- **Objective**
Copy out all the records, word for word.

(Figure contents as structured data)

═══

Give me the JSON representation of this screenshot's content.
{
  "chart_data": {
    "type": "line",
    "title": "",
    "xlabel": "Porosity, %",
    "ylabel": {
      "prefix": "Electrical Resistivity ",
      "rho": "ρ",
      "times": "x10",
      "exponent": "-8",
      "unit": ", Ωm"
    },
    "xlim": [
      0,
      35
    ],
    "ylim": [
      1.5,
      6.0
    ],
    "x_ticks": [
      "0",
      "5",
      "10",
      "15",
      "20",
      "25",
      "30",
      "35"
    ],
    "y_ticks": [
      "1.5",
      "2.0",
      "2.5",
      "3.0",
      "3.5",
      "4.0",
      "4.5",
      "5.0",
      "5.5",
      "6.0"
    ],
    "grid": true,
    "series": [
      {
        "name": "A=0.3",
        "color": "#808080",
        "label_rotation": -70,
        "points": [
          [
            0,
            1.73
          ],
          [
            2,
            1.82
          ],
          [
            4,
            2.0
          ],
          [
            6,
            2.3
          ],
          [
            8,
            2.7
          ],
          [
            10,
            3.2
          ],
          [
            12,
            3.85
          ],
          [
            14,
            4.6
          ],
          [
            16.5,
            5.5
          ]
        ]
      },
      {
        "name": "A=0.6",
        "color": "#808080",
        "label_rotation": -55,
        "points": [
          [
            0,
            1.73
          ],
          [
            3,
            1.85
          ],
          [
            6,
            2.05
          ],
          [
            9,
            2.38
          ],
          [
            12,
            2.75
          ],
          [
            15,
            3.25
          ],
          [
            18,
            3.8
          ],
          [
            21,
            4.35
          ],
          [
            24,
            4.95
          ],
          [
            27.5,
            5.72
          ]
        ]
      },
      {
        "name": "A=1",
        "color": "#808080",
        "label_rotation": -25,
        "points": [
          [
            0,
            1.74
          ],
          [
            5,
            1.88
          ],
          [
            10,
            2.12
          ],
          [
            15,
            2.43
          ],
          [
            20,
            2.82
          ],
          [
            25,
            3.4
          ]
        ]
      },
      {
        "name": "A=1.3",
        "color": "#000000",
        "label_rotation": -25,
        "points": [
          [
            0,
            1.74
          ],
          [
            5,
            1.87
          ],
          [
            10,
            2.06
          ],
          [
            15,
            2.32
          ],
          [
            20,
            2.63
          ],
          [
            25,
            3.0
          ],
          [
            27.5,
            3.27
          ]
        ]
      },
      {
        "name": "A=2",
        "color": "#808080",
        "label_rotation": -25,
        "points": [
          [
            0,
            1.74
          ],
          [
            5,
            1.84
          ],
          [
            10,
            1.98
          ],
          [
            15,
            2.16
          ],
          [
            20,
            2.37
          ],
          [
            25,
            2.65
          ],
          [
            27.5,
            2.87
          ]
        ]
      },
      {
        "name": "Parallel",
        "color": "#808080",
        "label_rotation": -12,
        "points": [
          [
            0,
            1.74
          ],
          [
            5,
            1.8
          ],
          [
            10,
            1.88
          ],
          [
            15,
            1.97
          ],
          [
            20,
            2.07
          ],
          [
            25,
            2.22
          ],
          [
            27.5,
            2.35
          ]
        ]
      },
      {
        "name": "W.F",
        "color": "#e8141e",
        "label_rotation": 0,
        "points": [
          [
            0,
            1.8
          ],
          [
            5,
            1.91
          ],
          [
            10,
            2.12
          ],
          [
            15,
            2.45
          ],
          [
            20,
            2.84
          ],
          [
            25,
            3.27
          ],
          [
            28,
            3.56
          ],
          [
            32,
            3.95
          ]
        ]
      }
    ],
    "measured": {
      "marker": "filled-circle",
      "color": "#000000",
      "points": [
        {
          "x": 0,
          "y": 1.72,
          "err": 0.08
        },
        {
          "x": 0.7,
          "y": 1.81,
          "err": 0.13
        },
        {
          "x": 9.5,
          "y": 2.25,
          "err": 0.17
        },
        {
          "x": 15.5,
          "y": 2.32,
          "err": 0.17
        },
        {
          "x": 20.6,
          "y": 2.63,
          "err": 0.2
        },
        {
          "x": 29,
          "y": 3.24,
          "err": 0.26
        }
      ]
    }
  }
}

═══

- **Task response**
Give me the JSON representation of this screenshot's content.
{
  "chart_data": {
    "type": "line",
    "title": "",
    "xlabel": "Porosity, %",
    "ylabel": {
      "prefix": "Electrical Resistivity ",
      "rho": "ρ",
      "times": "x10",
      "exponent": "-8",
      "unit": ", Ωm"
    },
    "xlim": [
      0,
      35
    ],
    "ylim": [
      1.5,
      6.0
    ],
    "x_ticks": [
      "0",
      "5",
      "10",
      "15",
      "20",
      "25",
      "30",
      "35"
    ],
    "y_ticks": [
      "1.5",
      "2.0",
      "2.5",
      "3.0",
      "3.5",
      "4.0",
      "4.5",
      "5.0",
      "5.5",
      "6.0"
    ],
    "grid": true,
    "series": [
      {
        "name": "A=0.3",
        "color": "#808080",
        "label_rotation": -70,
        "points": [
          [
            0,
            1.73
          ],
          [
            2,
            1.82
          ],
          [
            4,
            2.0
          ],
          [
            6,
            2.3
          ],
          [
            8,
            2.7
          ],
          [
            10,
            3.2
          ],
          [
            12,
            3.85
          ],
          [
            14,
            4.6
          ],
          [
            16.5,
            5.5
          ]
        ]
      },
      {
        "name": "A=0.6",
        "color": "#808080",
        "label_rotation": -55,
        "points": [
          [
            0,
            1.73
          ],
          [
            3,
            1.85
          ],
          [
            6,
            2.05
          ],
          [
            9,
            2.38
          ],
          [
            12,
            2.75
          ],
          [
            15,
            3.25
          ],
          [
            18,
            3.8
          ],
          [
            21,
            4.35
          ],
          [
            24,
            4.95
          ],
          [
            27.5,
            5.72
          ]
        ]
      },
      {
        "name": "A=1",
        "color": "#808080",
        "label_rotation": -25,
        "points": [
          [
            0,
            1.74
          ],
          [
            5,
            1.88
          ],
          [
            10,
            2.12
          ],
          [
            15,
            2.43
          ],
          [
            20,
            2.82
          ],
          [
            25,
            3.4
          ]
        ]
      },
      {
        "name": "A=1.3",
        "color": "#000000",
        "label_rotation": -25,
        "points": [
          [
            0,
            1.74
          ],
          [
            5,
            1.87
          ],
          [
            10,
            2.06
          ],
          [
            15,
            2.32
          ],
          [
            20,
            2.63
          ],
          [
            25,
            3.0
          ],
          [
            27.5,
            3.27
          ]
        ]
      },
      {
        "name": "A=2",
        "color": "#808080",
        "label_rotation": -25,
        "points": [
          [
            0,
            1.74
          ],
          [
            5,
            1.84
          ],
          [
            10,
            1.98
          ],
          [
            15,
            2.16
          ],
          [
            20,
            2.37
          ],
          [
            25,
            2.65
          ],
          [
            27.5,
            2.87
          ]
        ]
      },
      {
        "name": "Parallel",
        "color": "#808080",
        "label_rotation": -12,
        "points": [
          [
            0,
            1.74
          ],
          [
            5,
            1.8
          ],
          [
            10,
            1.88
          ],
          [
            15,
            1.97
          ],
          [
            20,
            2.07
          ],
          [
            25,
            2.22
          ],
          [
            27.5,
            2.35
          ]
        ]
      },
      {
        "name": "W.F",
        "color": "#e8141e",
        "label_rotation": 0,
        "points": [
          [
            0,
            1.8
          ],
          [
            5,
            1.91
          ],
          [
            10,
            2.12
          ],
          [
            15,
            2.45
          ],
          [
            20,
            2.84
          ],
          [
            25,
            3.27
          ],
          [
            28,
            3.56
          ],
          [
            32,
            3.95
          ]
        ]
      }
    ],
    "measured": {
      "marker": "filled-circle",
      "color": "#000000",
      "points": [
        {
          "x": 0,
          "y": 1.72,
          "err": 0.08
        },
        {
          "x": 0.7,
          "y": 1.81,
          "err": 0.13
        },
        {
          "x": 9.5,
          "y": 2.25,
          "err": 0.17
        },
        {
          "x": 15.5,
          "y": 2.32,
          "err": 0.17
        },
        {
          "x": 20.6,
          "y": 2.63,
          "err": 0.2
        },
        {
          "x": 29,
          "y": 3.24,
          "err": 0.26
        }
      ]
    }
  }
}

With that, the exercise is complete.